BEGIN PROVIDED RECORDS

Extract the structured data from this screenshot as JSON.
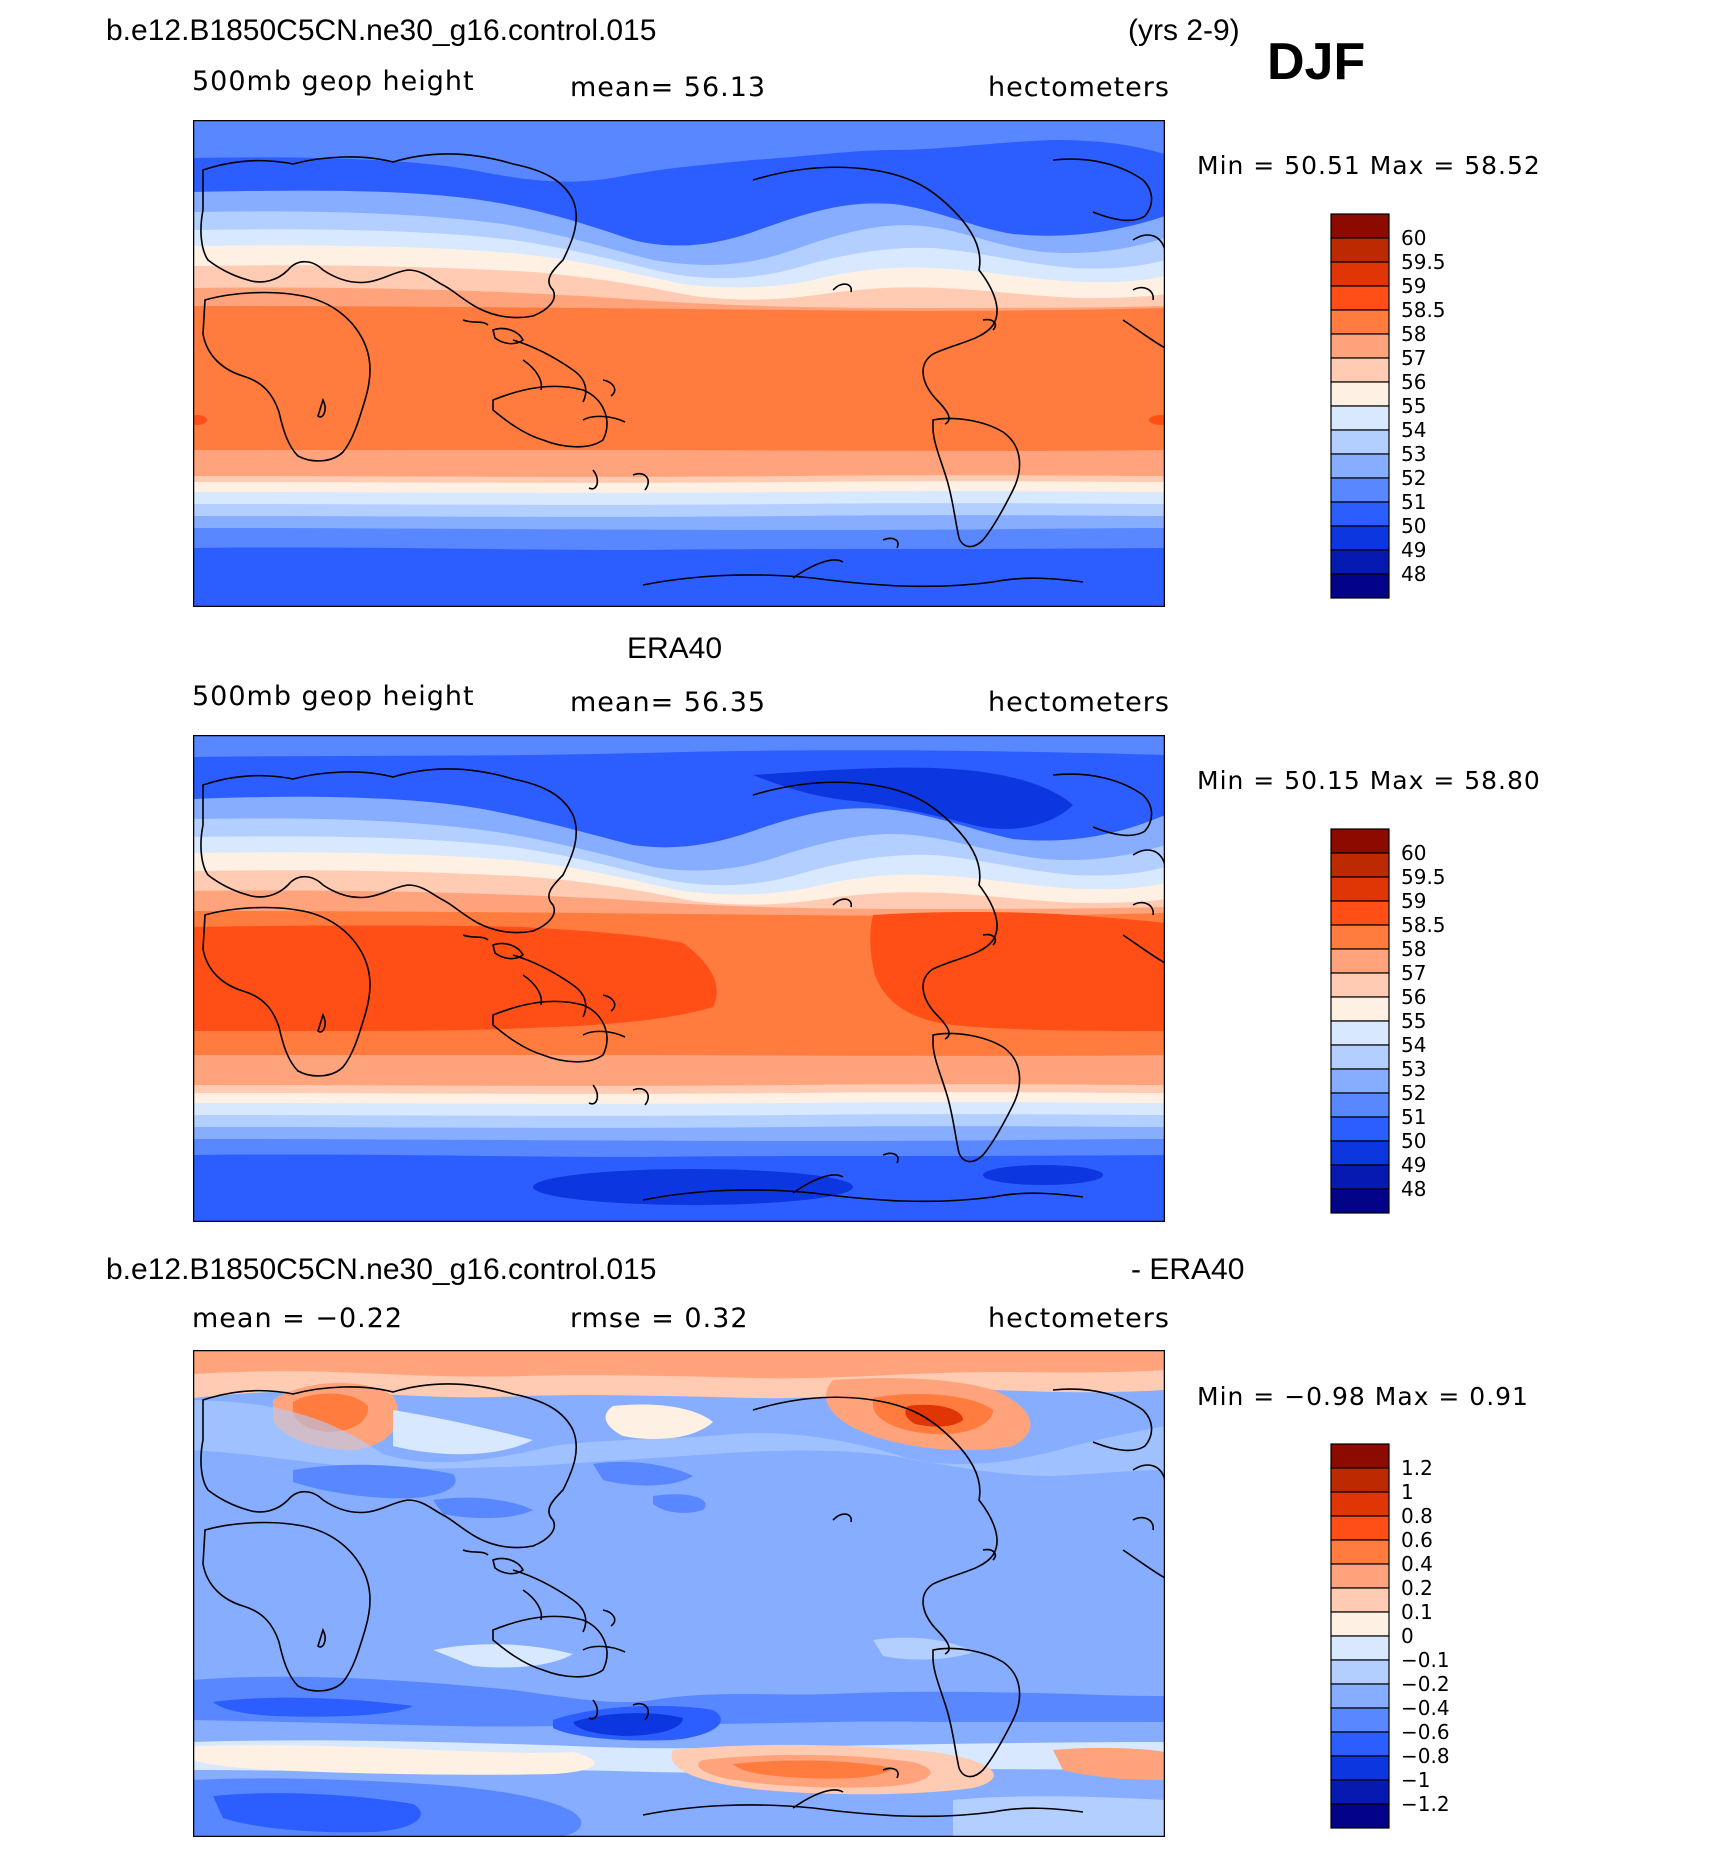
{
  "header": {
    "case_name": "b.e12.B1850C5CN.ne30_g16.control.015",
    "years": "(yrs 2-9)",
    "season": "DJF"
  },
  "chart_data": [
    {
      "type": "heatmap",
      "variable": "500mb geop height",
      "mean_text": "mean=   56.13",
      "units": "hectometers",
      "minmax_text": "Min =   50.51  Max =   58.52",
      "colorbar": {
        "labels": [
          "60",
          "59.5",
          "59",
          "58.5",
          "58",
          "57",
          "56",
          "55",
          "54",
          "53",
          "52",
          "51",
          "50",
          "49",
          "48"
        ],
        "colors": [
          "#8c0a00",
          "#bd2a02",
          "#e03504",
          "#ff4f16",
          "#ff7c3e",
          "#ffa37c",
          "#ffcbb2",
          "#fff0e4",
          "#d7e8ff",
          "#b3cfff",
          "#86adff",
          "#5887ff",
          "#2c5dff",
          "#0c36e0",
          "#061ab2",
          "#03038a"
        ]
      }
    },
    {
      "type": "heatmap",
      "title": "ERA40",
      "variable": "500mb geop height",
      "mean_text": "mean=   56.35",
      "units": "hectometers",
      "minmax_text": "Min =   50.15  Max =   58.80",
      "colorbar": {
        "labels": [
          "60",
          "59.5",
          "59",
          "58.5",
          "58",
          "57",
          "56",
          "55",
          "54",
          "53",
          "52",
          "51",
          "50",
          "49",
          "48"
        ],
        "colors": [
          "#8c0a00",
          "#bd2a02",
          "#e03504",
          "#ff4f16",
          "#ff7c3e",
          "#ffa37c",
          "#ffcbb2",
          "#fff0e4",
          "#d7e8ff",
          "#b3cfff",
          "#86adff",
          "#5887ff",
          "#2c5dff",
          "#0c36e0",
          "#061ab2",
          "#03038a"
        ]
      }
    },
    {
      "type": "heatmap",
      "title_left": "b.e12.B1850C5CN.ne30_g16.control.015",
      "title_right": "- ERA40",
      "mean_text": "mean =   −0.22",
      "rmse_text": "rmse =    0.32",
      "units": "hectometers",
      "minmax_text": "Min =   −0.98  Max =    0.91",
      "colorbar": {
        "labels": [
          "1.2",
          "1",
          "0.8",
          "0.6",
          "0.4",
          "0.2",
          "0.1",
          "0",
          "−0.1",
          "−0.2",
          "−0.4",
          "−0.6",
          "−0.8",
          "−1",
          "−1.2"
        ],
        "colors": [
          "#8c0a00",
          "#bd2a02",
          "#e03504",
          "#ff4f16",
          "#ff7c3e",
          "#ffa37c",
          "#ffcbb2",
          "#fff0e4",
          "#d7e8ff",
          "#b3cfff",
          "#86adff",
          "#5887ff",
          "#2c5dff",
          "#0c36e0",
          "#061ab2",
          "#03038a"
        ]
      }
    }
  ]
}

END PROVIDED RECORDS

**REQUIRED TASK**:
Using the material above, retype each entry exactly and omit the pictures.

**WRITTEN ANSWER**:
Extract the structured data from this screenshot as JSON.
{
  "header": {
    "case_name": "b.e12.B1850C5CN.ne30_g16.control.015",
    "years": "(yrs 2-9)",
    "season": "DJF"
  },
  "chart_data": [
    {
      "type": "heatmap",
      "variable": "500mb geop height",
      "mean_text": "mean=   56.13",
      "units": "hectometers",
      "minmax_text": "Min =   50.51  Max =   58.52",
      "colorbar": {
        "labels": [
          "60",
          "59.5",
          "59",
          "58.5",
          "58",
          "57",
          "56",
          "55",
          "54",
          "53",
          "52",
          "51",
          "50",
          "49",
          "48"
        ],
        "colors": [
          "#8c0a00",
          "#bd2a02",
          "#e03504",
          "#ff4f16",
          "#ff7c3e",
          "#ffa37c",
          "#ffcbb2",
          "#fff0e4",
          "#d7e8ff",
          "#b3cfff",
          "#86adff",
          "#5887ff",
          "#2c5dff",
          "#0c36e0",
          "#061ab2",
          "#03038a"
        ]
      }
    },
    {
      "type": "heatmap",
      "title": "ERA40",
      "variable": "500mb geop height",
      "mean_text": "mean=   56.35",
      "units": "hectometers",
      "minmax_text": "Min =   50.15  Max =   58.80",
      "colorbar": {
        "labels": [
          "60",
          "59.5",
          "59",
          "58.5",
          "58",
          "57",
          "56",
          "55",
          "54",
          "53",
          "52",
          "51",
          "50",
          "49",
          "48"
        ],
        "colors": [
          "#8c0a00",
          "#bd2a02",
          "#e03504",
          "#ff4f16",
          "#ff7c3e",
          "#ffa37c",
          "#ffcbb2",
          "#fff0e4",
          "#d7e8ff",
          "#b3cfff",
          "#86adff",
          "#5887ff",
          "#2c5dff",
          "#0c36e0",
          "#061ab2",
          "#03038a"
        ]
      }
    },
    {
      "type": "heatmap",
      "title_left": "b.e12.B1850C5CN.ne30_g16.control.015",
      "title_right": "- ERA40",
      "mean_text": "mean =   −0.22",
      "rmse_text": "rmse =    0.32",
      "units": "hectometers",
      "minmax_text": "Min =   −0.98  Max =    0.91",
      "colorbar": {
        "labels": [
          "1.2",
          "1",
          "0.8",
          "0.6",
          "0.4",
          "0.2",
          "0.1",
          "0",
          "−0.1",
          "−0.2",
          "−0.4",
          "−0.6",
          "−0.8",
          "−1",
          "−1.2"
        ],
        "colors": [
          "#8c0a00",
          "#bd2a02",
          "#e03504",
          "#ff4f16",
          "#ff7c3e",
          "#ffa37c",
          "#ffcbb2",
          "#fff0e4",
          "#d7e8ff",
          "#b3cfff",
          "#86adff",
          "#5887ff",
          "#2c5dff",
          "#0c36e0",
          "#061ab2",
          "#03038a"
        ]
      }
    }
  ]
}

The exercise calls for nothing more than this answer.